#### Exercise description
Please count the lines below that contain the word "title", and reply with that number alone.

#### Entries
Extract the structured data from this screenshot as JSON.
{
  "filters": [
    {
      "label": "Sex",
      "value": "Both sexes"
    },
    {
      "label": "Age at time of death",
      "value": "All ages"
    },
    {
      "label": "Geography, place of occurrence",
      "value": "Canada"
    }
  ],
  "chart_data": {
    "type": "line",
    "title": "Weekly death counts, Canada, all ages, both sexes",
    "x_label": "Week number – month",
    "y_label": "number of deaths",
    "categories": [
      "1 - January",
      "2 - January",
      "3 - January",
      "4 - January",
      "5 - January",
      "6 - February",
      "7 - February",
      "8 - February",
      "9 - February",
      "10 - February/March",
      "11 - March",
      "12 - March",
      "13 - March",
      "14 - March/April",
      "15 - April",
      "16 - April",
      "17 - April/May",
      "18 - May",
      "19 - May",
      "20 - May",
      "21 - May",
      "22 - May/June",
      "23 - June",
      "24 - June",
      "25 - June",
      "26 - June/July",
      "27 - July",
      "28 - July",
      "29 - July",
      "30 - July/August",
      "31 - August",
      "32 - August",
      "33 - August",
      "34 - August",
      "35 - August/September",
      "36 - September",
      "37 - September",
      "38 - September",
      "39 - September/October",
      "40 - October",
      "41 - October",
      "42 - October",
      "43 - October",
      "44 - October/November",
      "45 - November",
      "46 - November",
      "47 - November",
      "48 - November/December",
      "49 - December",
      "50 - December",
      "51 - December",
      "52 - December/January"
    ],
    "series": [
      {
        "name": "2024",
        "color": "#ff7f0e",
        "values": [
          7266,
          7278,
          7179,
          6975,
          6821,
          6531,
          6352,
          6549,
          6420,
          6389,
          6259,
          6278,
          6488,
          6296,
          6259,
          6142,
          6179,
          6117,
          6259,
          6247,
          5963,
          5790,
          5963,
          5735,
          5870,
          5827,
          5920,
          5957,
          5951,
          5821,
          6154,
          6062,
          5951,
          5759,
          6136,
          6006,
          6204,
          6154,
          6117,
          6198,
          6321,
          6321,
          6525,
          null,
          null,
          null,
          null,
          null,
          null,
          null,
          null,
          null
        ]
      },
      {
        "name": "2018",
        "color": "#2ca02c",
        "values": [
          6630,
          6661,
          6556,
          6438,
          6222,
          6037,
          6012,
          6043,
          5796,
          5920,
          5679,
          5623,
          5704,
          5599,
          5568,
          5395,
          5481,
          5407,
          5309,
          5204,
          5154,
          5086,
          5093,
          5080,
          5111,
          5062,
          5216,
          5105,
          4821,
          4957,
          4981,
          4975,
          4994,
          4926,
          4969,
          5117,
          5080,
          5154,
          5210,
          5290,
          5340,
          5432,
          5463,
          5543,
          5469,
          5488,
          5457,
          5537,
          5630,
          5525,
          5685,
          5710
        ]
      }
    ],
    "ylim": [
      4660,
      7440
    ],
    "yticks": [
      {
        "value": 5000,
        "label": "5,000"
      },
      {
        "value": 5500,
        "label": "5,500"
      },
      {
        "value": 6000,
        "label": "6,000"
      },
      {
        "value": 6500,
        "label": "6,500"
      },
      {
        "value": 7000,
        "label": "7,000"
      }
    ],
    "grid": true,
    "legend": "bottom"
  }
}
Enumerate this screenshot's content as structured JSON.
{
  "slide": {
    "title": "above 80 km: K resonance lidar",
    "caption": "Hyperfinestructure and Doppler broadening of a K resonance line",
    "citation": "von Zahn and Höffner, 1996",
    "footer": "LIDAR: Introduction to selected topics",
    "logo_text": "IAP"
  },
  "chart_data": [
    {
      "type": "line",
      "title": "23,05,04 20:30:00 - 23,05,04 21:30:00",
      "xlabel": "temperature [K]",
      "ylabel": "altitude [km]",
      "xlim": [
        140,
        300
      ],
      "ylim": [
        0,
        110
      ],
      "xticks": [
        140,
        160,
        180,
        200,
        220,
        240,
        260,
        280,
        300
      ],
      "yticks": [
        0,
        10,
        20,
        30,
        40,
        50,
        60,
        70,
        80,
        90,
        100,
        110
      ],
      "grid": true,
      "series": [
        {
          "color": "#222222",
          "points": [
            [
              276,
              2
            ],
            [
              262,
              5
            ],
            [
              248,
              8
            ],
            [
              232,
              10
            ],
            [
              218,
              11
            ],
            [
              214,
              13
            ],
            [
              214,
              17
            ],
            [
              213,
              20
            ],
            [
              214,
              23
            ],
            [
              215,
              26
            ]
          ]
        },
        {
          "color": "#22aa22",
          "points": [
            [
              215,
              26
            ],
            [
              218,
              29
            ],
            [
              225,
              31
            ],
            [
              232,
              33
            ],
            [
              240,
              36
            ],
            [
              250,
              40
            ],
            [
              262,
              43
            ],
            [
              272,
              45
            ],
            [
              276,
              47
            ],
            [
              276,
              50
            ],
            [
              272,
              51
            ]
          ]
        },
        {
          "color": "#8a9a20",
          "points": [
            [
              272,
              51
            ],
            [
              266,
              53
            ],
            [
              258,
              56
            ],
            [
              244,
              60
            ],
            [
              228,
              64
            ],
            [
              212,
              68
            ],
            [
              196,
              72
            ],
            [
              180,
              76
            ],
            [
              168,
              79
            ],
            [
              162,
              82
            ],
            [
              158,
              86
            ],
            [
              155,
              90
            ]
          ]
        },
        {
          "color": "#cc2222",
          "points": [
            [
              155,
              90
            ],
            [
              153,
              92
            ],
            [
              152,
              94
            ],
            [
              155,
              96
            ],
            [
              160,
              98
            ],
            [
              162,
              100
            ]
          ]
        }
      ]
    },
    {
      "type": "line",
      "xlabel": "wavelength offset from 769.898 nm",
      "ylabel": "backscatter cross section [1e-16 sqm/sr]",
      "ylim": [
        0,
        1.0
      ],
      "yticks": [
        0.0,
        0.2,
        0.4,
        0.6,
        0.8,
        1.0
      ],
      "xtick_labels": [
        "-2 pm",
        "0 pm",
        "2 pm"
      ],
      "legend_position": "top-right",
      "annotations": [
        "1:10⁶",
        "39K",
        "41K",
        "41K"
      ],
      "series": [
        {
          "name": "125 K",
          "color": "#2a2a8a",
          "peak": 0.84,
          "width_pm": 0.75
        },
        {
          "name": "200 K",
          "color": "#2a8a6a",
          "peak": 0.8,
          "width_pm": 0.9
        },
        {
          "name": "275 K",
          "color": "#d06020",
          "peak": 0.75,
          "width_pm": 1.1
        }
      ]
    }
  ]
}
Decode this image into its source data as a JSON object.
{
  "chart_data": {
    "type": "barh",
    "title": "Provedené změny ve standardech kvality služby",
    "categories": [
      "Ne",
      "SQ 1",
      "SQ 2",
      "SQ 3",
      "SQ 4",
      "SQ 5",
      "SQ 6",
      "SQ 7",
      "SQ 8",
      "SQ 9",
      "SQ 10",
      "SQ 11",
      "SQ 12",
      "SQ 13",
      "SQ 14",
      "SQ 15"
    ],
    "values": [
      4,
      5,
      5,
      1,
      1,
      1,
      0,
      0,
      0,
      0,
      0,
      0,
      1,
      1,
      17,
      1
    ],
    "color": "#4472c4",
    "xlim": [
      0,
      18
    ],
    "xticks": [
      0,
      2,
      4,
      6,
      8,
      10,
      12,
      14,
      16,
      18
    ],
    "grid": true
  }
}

#### Completed task
4